The request:
For each line that holds "ylabel", copy the line out.
______
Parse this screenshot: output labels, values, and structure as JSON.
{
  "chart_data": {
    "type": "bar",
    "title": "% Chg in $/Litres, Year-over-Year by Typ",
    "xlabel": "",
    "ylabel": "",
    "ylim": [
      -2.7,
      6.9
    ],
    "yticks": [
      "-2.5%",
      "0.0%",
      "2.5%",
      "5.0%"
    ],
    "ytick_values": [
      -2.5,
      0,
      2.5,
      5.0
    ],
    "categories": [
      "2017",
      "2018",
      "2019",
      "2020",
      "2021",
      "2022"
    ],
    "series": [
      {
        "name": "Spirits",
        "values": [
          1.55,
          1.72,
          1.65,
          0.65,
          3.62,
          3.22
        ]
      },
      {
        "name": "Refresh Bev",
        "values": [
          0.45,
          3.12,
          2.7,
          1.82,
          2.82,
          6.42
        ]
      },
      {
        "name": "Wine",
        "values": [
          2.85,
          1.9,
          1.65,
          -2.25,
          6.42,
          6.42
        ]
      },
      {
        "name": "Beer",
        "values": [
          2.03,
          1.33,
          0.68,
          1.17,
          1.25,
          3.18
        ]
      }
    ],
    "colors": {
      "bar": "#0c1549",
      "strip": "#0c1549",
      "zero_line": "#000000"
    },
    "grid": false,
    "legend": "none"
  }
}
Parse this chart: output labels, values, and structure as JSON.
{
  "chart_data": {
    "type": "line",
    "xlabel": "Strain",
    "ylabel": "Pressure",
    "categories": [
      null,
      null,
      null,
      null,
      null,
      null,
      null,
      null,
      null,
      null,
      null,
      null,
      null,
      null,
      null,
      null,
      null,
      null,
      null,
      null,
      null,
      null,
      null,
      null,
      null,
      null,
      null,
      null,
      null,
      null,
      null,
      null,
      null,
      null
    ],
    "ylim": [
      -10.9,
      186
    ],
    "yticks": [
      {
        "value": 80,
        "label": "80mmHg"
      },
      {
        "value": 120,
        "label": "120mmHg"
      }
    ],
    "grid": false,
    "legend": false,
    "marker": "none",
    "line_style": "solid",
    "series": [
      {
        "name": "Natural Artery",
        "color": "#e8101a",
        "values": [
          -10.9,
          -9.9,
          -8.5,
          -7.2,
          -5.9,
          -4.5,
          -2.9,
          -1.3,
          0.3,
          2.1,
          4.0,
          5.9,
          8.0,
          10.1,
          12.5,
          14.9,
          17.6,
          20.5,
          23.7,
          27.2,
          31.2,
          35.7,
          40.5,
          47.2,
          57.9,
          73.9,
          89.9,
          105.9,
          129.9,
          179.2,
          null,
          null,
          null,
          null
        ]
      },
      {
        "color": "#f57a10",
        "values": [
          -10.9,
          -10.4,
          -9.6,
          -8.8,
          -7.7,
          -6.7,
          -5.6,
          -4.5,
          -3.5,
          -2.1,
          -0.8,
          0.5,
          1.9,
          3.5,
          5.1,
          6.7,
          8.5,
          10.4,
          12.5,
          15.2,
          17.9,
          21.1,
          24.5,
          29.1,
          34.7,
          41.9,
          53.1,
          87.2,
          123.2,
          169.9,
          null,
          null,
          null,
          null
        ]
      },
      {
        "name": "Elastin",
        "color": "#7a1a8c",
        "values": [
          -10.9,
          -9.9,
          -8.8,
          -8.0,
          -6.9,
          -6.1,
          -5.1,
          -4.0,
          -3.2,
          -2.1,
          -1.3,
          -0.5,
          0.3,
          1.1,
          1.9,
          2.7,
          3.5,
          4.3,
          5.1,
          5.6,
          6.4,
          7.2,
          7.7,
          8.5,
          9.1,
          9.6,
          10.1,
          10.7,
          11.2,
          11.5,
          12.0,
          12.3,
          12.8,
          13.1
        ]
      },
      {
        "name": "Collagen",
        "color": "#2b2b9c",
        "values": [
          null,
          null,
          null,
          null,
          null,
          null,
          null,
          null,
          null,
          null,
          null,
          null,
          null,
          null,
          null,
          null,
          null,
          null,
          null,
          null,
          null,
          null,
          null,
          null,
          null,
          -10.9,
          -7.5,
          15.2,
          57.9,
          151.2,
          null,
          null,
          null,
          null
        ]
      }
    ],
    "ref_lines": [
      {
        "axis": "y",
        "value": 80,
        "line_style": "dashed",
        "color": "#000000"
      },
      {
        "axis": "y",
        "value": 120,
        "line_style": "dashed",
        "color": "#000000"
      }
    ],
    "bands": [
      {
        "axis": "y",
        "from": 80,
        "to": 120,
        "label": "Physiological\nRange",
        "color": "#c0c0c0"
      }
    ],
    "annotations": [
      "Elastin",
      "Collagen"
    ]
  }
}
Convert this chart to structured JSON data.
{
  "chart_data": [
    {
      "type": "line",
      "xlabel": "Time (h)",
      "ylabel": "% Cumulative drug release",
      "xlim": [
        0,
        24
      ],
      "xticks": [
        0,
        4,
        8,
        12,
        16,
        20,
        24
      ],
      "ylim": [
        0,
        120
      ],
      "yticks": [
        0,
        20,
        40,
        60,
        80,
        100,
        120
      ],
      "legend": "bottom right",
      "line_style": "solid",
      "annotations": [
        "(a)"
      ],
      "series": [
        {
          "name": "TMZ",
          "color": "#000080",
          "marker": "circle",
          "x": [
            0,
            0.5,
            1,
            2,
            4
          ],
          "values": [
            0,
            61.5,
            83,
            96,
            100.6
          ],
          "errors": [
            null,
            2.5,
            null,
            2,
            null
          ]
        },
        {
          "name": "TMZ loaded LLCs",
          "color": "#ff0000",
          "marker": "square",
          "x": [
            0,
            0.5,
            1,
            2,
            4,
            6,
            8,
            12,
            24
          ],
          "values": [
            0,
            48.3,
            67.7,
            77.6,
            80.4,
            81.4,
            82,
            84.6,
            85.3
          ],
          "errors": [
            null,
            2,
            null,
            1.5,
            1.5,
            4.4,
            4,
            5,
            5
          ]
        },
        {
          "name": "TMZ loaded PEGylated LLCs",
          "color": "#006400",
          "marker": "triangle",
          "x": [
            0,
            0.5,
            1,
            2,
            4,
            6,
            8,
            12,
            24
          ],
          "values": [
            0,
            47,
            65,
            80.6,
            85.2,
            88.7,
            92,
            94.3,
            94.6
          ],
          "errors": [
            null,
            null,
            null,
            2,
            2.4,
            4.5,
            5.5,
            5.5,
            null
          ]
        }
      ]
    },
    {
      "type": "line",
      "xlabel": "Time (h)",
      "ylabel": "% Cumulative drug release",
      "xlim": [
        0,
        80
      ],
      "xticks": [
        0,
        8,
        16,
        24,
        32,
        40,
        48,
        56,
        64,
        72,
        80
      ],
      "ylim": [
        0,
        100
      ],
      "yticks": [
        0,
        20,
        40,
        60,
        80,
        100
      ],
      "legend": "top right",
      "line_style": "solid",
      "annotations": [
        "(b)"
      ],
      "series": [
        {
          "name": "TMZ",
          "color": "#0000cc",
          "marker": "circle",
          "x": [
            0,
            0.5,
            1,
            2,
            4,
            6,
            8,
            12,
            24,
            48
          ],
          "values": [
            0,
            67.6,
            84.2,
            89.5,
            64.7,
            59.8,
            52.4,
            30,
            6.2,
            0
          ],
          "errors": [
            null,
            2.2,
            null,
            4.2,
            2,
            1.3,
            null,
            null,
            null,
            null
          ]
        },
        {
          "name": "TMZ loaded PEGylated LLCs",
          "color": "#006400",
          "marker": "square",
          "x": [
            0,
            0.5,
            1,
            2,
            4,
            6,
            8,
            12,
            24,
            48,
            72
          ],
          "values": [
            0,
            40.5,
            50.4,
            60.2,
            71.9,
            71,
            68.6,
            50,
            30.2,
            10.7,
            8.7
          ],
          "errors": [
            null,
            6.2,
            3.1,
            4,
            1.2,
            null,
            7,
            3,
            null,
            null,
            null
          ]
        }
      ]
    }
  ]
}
______
Task output:
    "ylabel": "",
    "ylabel": "Pressure",
      "ylabel": "% Cumulative drug release",
      "ylabel": "% Cumulative drug release",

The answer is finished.